(Dataset listings of figures)
=-=-=-=-=

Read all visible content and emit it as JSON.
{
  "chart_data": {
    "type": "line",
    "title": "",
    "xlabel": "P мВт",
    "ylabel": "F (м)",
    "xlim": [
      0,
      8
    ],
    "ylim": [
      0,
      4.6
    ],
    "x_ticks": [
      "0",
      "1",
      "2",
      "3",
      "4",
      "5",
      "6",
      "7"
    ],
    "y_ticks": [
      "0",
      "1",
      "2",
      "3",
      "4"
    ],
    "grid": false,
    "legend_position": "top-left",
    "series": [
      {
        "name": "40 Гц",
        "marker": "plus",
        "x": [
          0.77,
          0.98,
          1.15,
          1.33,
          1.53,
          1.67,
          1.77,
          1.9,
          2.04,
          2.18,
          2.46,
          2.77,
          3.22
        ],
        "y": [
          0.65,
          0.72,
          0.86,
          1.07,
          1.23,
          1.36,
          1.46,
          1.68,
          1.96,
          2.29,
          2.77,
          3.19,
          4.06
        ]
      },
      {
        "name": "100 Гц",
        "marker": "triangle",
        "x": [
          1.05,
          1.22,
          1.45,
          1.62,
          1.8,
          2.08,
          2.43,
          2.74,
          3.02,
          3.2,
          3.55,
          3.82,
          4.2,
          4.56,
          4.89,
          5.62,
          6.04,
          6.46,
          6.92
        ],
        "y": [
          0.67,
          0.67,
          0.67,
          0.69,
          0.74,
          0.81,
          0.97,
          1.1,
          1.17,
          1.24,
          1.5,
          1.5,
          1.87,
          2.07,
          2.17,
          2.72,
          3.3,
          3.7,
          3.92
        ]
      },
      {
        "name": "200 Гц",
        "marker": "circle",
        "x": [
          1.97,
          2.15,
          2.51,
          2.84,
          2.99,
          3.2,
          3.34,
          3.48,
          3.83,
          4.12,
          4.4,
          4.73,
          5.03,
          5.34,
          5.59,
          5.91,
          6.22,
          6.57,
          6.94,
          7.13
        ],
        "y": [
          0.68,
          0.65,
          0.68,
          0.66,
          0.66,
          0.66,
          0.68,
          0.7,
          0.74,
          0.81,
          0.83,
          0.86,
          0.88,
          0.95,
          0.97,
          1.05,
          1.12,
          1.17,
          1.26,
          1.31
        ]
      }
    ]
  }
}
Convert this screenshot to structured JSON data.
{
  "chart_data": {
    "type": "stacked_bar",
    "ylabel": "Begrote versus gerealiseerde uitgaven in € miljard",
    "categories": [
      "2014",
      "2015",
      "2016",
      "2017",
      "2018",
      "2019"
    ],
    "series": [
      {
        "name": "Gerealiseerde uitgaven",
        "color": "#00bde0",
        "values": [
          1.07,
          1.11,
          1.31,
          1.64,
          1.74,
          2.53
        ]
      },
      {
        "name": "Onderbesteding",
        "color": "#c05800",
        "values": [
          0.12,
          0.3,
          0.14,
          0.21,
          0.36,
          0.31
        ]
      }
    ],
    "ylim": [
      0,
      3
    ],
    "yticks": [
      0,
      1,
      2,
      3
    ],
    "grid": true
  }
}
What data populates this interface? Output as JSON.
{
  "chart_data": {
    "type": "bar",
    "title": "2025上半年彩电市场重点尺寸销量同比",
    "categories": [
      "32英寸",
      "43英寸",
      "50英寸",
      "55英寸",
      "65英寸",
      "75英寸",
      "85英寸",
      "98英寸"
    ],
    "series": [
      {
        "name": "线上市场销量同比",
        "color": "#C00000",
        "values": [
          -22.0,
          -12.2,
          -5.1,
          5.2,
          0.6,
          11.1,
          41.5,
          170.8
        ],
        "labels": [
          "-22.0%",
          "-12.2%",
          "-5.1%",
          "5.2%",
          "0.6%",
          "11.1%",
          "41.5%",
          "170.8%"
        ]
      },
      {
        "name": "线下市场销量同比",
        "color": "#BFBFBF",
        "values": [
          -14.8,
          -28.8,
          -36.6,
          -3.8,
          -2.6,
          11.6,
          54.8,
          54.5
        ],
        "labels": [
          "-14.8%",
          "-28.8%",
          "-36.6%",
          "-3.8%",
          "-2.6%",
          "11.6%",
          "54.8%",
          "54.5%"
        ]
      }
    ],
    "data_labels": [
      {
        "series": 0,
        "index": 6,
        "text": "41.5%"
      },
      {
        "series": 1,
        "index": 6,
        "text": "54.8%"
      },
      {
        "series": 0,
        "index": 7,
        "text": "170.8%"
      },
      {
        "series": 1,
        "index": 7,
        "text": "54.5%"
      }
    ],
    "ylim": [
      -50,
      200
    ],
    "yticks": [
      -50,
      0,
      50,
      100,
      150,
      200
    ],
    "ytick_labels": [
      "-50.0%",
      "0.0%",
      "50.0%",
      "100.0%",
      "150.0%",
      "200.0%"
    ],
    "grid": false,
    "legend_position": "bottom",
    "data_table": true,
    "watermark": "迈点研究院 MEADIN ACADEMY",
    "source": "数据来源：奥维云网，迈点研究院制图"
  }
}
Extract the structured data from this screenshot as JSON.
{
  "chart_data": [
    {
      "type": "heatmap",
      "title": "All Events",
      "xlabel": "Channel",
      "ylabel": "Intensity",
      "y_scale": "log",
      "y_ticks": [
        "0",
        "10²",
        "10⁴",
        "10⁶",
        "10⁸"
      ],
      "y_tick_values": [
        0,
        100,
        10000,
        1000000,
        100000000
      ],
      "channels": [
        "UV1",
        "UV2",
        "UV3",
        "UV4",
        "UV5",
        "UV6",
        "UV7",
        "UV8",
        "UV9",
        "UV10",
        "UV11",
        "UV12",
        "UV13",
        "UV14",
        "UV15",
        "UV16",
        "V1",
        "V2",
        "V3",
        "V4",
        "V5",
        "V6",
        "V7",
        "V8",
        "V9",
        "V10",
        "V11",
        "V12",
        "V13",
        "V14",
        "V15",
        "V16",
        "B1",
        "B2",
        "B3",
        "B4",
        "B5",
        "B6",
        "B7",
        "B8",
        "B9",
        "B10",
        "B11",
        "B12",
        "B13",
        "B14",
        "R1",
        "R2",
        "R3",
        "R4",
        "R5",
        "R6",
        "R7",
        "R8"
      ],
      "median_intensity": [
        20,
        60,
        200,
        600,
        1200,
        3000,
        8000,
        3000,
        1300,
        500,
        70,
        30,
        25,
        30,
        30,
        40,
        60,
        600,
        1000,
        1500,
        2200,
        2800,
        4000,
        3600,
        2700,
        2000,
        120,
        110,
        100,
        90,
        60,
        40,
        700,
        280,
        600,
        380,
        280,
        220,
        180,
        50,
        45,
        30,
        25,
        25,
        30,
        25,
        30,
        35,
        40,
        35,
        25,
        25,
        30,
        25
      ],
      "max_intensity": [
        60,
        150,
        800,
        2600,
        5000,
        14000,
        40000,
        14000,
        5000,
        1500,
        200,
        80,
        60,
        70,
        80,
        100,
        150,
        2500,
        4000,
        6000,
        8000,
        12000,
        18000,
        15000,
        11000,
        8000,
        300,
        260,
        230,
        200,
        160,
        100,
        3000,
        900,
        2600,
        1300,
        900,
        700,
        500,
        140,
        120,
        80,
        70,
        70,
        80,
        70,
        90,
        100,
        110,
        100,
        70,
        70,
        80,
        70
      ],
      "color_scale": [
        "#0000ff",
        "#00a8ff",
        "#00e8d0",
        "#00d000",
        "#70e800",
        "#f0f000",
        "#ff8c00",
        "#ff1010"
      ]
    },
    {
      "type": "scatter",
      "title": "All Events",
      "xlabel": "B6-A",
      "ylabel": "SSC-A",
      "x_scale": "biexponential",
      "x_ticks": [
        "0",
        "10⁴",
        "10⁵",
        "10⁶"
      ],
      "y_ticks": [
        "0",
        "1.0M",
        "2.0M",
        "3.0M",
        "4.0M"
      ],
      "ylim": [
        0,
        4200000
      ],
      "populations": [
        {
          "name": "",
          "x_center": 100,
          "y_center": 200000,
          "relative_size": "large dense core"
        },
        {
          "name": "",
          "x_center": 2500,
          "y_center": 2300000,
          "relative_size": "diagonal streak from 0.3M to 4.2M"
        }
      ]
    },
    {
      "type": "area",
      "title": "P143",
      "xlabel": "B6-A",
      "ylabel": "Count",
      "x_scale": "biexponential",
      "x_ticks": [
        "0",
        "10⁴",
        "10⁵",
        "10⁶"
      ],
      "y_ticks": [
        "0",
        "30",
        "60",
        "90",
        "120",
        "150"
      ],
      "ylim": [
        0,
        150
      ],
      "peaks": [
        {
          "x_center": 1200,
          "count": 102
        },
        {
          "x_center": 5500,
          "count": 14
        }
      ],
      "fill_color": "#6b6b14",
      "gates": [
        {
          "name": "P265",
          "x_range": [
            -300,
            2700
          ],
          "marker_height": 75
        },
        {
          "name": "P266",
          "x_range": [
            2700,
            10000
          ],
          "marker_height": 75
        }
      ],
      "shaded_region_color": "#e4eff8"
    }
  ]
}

=-=-=-=-=

→ **Given task**
Work through the listing above and report how many lines include the string "title", with no other text.

→ **Correct result**
5